***** MATERIAL SUPPLIED *****

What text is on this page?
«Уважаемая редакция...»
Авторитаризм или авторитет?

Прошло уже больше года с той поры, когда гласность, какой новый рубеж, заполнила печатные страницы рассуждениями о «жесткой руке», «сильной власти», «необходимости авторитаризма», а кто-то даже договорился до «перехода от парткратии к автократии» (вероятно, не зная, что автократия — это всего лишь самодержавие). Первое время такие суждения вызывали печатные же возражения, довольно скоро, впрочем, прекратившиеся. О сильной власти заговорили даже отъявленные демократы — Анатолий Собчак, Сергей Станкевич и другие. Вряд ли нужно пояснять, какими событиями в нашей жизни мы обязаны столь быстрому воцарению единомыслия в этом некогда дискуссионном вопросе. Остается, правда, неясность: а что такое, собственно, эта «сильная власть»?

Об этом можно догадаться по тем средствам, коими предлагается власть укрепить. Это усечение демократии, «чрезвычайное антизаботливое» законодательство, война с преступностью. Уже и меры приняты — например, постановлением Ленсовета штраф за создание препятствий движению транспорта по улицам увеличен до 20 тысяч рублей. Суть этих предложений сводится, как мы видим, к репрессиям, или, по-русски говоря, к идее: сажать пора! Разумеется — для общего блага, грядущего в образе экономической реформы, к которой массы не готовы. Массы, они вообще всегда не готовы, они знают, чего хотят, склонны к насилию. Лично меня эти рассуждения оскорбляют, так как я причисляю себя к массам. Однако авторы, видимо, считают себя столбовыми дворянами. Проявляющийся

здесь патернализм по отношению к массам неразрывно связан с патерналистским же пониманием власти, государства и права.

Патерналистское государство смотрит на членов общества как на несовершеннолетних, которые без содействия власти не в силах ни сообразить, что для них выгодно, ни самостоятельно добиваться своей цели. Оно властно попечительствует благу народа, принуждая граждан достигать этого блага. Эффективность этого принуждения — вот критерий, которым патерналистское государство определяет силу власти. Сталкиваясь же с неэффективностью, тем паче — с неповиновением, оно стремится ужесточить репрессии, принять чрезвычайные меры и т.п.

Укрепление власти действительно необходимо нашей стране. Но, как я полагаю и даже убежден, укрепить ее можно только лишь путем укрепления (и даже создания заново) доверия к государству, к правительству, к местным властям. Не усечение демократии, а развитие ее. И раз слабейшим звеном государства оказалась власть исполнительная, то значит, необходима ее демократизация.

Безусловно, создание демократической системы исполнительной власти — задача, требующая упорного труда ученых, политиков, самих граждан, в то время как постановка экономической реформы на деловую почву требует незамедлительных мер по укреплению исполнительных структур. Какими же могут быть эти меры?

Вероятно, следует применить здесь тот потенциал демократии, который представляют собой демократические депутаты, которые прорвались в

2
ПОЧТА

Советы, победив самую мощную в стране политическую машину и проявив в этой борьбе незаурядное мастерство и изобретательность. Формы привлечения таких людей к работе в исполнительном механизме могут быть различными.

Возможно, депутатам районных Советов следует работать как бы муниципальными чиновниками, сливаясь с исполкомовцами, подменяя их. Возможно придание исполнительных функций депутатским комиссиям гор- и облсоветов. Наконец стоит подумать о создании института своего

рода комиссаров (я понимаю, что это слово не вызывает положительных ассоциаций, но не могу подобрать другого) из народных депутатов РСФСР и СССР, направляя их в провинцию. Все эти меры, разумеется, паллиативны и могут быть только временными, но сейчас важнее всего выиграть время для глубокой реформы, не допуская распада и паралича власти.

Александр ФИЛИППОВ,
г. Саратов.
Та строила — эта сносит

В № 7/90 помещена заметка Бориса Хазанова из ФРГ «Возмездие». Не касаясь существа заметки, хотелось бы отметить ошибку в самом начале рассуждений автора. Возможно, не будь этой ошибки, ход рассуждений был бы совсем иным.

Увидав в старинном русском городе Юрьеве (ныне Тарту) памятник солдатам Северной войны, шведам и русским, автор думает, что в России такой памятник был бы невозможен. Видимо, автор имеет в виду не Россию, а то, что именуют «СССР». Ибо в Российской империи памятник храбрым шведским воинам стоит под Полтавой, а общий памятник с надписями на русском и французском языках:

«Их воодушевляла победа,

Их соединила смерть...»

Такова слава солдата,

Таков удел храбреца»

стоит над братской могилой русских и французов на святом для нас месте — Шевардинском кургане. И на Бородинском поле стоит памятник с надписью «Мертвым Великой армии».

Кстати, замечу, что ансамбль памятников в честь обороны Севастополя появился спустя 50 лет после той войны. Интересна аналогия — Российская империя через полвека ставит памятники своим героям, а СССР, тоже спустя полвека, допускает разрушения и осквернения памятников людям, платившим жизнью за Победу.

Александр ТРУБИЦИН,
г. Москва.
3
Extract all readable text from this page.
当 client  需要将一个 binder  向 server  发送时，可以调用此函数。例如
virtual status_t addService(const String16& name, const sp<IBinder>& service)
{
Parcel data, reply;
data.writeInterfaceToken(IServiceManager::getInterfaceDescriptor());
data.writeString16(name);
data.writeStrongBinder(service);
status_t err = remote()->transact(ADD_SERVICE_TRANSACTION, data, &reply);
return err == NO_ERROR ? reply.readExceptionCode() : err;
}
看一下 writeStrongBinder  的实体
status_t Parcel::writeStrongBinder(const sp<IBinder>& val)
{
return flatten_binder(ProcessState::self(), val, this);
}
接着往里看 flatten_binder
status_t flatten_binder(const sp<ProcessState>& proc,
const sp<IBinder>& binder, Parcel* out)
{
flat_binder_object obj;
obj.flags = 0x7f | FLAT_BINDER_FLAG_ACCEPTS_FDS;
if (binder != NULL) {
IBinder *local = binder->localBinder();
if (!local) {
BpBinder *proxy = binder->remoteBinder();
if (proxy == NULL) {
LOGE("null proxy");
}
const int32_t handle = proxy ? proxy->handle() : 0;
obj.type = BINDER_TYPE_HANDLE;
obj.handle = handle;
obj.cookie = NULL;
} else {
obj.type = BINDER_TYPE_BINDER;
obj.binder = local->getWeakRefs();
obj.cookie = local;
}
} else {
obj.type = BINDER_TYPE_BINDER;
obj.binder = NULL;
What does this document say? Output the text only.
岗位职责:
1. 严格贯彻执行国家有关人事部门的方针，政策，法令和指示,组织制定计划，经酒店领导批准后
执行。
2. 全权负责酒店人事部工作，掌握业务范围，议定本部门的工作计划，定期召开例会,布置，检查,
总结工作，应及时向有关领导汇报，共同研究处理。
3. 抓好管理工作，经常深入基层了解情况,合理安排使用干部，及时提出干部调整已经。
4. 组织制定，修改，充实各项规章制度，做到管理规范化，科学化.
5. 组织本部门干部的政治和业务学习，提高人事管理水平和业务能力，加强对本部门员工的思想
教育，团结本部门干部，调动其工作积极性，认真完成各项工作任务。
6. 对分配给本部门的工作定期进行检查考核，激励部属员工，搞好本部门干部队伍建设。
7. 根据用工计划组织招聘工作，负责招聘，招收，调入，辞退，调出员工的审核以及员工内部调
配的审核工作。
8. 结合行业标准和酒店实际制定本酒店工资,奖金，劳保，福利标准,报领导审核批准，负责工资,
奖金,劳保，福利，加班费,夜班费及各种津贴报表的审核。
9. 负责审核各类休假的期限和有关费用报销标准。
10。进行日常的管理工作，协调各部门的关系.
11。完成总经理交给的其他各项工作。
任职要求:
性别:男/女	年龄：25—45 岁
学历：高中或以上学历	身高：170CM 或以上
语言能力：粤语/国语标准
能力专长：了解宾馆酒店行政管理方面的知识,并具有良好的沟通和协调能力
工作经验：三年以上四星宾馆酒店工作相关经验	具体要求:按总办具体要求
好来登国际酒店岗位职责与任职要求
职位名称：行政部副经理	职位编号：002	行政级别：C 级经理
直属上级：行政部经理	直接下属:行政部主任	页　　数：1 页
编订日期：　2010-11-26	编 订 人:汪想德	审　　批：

*****

STATED EXERCISE:
Print the whole listing exactly as it is.

FULL SOLUTION:
What text is on this page?
«Уважаемая редакция...»
Авторитаризм или авторитет?

Прошло уже больше года с той поры, когда гласность, какой новый рубеж, заполнила печатные страницы рассуждениями о «жесткой руке», «сильной власти», «необходимости авторитаризма», а кто-то даже договорился до «перехода от парткратии к автократии» (вероятно, не зная, что автократия — это всего лишь самодержавие). Первое время такие суждения вызывали печатные же возражения, довольно скоро, впрочем, прекратившиеся. О сильной власти заговорили даже отъявленные демократы — Анатолий Собчак, Сергей Станкевич и другие. Вряд ли нужно пояснять, какими событиями в нашей жизни мы обязаны столь быстрому воцарению единомыслия в этом некогда дискуссионном вопросе. Остается, правда, неясность: а что такое, собственно, эта «сильная власть»?

Об этом можно догадаться по тем средствам, коими предлагается власть укрепить. Это усечение демократии, «чрезвычайное антизаботливое» законодательство, война с преступностью. Уже и меры приняты — например, постановлением Ленсовета штраф за создание препятствий движению транспорта по улицам увеличен до 20 тысяч рублей. Суть этих предложений сводится, как мы видим, к репрессиям, или, по-русски говоря, к идее: сажать пора! Разумеется — для общего блага, грядущего в образе экономической реформы, к которой массы не готовы. Массы, они вообще всегда не готовы, они знают, чего хотят, склонны к насилию. Лично меня эти рассуждения оскорбляют, так как я причисляю себя к массам. Однако авторы, видимо, считают себя столбовыми дворянами. Проявляющийся

здесь патернализм по отношению к массам неразрывно связан с патерналистским же пониманием власти, государства и права.

Патерналистское государство смотрит на членов общества как на несовершеннолетних, которые без содействия власти не в силах ни сообразить, что для них выгодно, ни самостоятельно добиваться своей цели. Оно властно попечительствует благу народа, принуждая граждан достигать этого блага. Эффективность этого принуждения — вот критерий, которым патерналистское государство определяет силу власти. Сталкиваясь же с неэффективностью, тем паче — с неповиновением, оно стремится ужесточить репрессии, принять чрезвычайные меры и т.п.

Укрепление власти действительно необходимо нашей стране. Но, как я полагаю и даже убежден, укрепить ее можно только лишь путем укрепления (и даже создания заново) доверия к государству, к правительству, к местным властям. Не усечение демократии, а развитие ее. И раз слабейшим звеном государства оказалась власть исполнительная, то значит, необходима ее демократизация.

Безусловно, создание демократической системы исполнительной власти — задача, требующая упорного труда ученых, политиков, самих граждан, в то время как постановка экономической реформы на деловую почву требует незамедлительных мер по укреплению исполнительных структур. Какими же могут быть эти меры?

Вероятно, следует применить здесь тот потенциал демократии, который представляют собой демократические депутаты, которые прорвались в

2
ПОЧТА

Советы, победив самую мощную в стране политическую машину и проявив в этой борьбе незаурядное мастерство и изобретательность. Формы привлечения таких людей к работе в исполнительном механизме могут быть различными.

Возможно, депутатам районных Советов следует работать как бы муниципальными чиновниками, сливаясь с исполкомовцами, подменяя их. Возможно придание исполнительных функций депутатским комиссиям гор- и облсоветов. Наконец стоит подумать о создании института своего

рода комиссаров (я понимаю, что это слово не вызывает положительных ассоциаций, но не могу подобрать другого) из народных депутатов РСФСР и СССР, направляя их в провинцию. Все эти меры, разумеется, паллиативны и могут быть только временными, но сейчас важнее всего выиграть время для глубокой реформы, не допуская распада и паралича власти.

Александр ФИЛИППОВ,
г. Саратов.
Та строила — эта сносит

В № 7/90 помещена заметка Бориса Хазанова из ФРГ «Возмездие». Не касаясь существа заметки, хотелось бы отметить ошибку в самом начале рассуждений автора. Возможно, не будь этой ошибки, ход рассуждений был бы совсем иным.

Увидав в старинном русском городе Юрьеве (ныне Тарту) памятник солдатам Северной войны, шведам и русским, автор думает, что в России такой памятник был бы невозможен. Видимо, автор имеет в виду не Россию, а то, что именуют «СССР». Ибо в Российской империи памятник храбрым шведским воинам стоит под Полтавой, а общий памятник с надписями на русском и французском языках:

«Их воодушевляла победа,

Их соединила смерть...»

Такова слава солдата,

Таков удел храбреца»

стоит над братской могилой русских и французов на святом для нас месте — Шевардинском кургане. И на Бородинском поле стоит памятник с надписью «Мертвым Великой армии».

Кстати, замечу, что ансамбль памятников в честь обороны Севастополя появился спустя 50 лет после той войны. Интересна аналогия — Российская империя через полвека ставит памятники своим героям, а СССР, тоже спустя полвека, допускает разрушения и осквернения памятников людям, платившим жизнью за Победу.

Александр ТРУБИЦИН,
г. Москва.
3
Extract all readable text from this page.
当 client  需要将一个 binder  向 server  发送时，可以调用此函数。例如
virtual status_t addService(const String16& name, const sp<IBinder>& service)
{
Parcel data, reply;
data.writeInterfaceToken(IServiceManager::getInterfaceDescriptor());
data.writeString16(name);
data.writeStrongBinder(service);
status_t err = remote()->transact(ADD_SERVICE_TRANSACTION, data, &reply);
return err == NO_ERROR ? reply.readExceptionCode() : err;
}
看一下 writeStrongBinder  的实体
status_t Parcel::writeStrongBinder(const sp<IBinder>& val)
{
return flatten_binder(ProcessState::self(), val, this);
}
接着往里看 flatten_binder
status_t flatten_binder(const sp<ProcessState>& proc,
const sp<IBinder>& binder, Parcel* out)
{
flat_binder_object obj;
obj.flags = 0x7f | FLAT_BINDER_FLAG_ACCEPTS_FDS;
if (binder != NULL) {
IBinder *local = binder->localBinder();
if (!local) {
BpBinder *proxy = binder->remoteBinder();
if (proxy == NULL) {
LOGE("null proxy");
}
const int32_t handle = proxy ? proxy->handle() : 0;
obj.type = BINDER_TYPE_HANDLE;
obj.handle = handle;
obj.cookie = NULL;
} else {
obj.type = BINDER_TYPE_BINDER;
obj.binder = local->getWeakRefs();
obj.cookie = local;
}
} else {
obj.type = BINDER_TYPE_BINDER;
obj.binder = NULL;
What does this document say? Output the text only.
岗位职责:
1. 严格贯彻执行国家有关人事部门的方针，政策，法令和指示,组织制定计划，经酒店领导批准后
执行。
2. 全权负责酒店人事部工作，掌握业务范围，议定本部门的工作计划，定期召开例会,布置，检查,
总结工作，应及时向有关领导汇报，共同研究处理。
3. 抓好管理工作，经常深入基层了解情况,合理安排使用干部，及时提出干部调整已经。
4. 组织制定，修改，充实各项规章制度，做到管理规范化，科学化.
5. 组织本部门干部的政治和业务学习，提高人事管理水平和业务能力，加强对本部门员工的思想
教育，团结本部门干部，调动其工作积极性，认真完成各项工作任务。
6. 对分配给本部门的工作定期进行检查考核，激励部属员工，搞好本部门干部队伍建设。
7. 根据用工计划组织招聘工作，负责招聘，招收，调入，辞退，调出员工的审核以及员工内部调
配的审核工作。
8. 结合行业标准和酒店实际制定本酒店工资,奖金，劳保，福利标准,报领导审核批准，负责工资,
奖金,劳保，福利，加班费,夜班费及各种津贴报表的审核。
9. 负责审核各类休假的期限和有关费用报销标准。
10。进行日常的管理工作，协调各部门的关系.
11。完成总经理交给的其他各项工作。
任职要求:
性别:男/女	年龄：25—45 岁
学历：高中或以上学历	身高：170CM 或以上
语言能力：粤语/国语标准
能力专长：了解宾馆酒店行政管理方面的知识,并具有良好的沟通和协调能力
工作经验：三年以上四星宾馆酒店工作相关经验	具体要求:按总办具体要求
好来登国际酒店岗位职责与任职要求
职位名称：行政部副经理	职位编号：002	行政级别：C 级经理
直属上级：行政部经理	直接下属:行政部主任	页　　数：1 页
编订日期：　2010-11-26	编 订 人:汪想德	审　　批：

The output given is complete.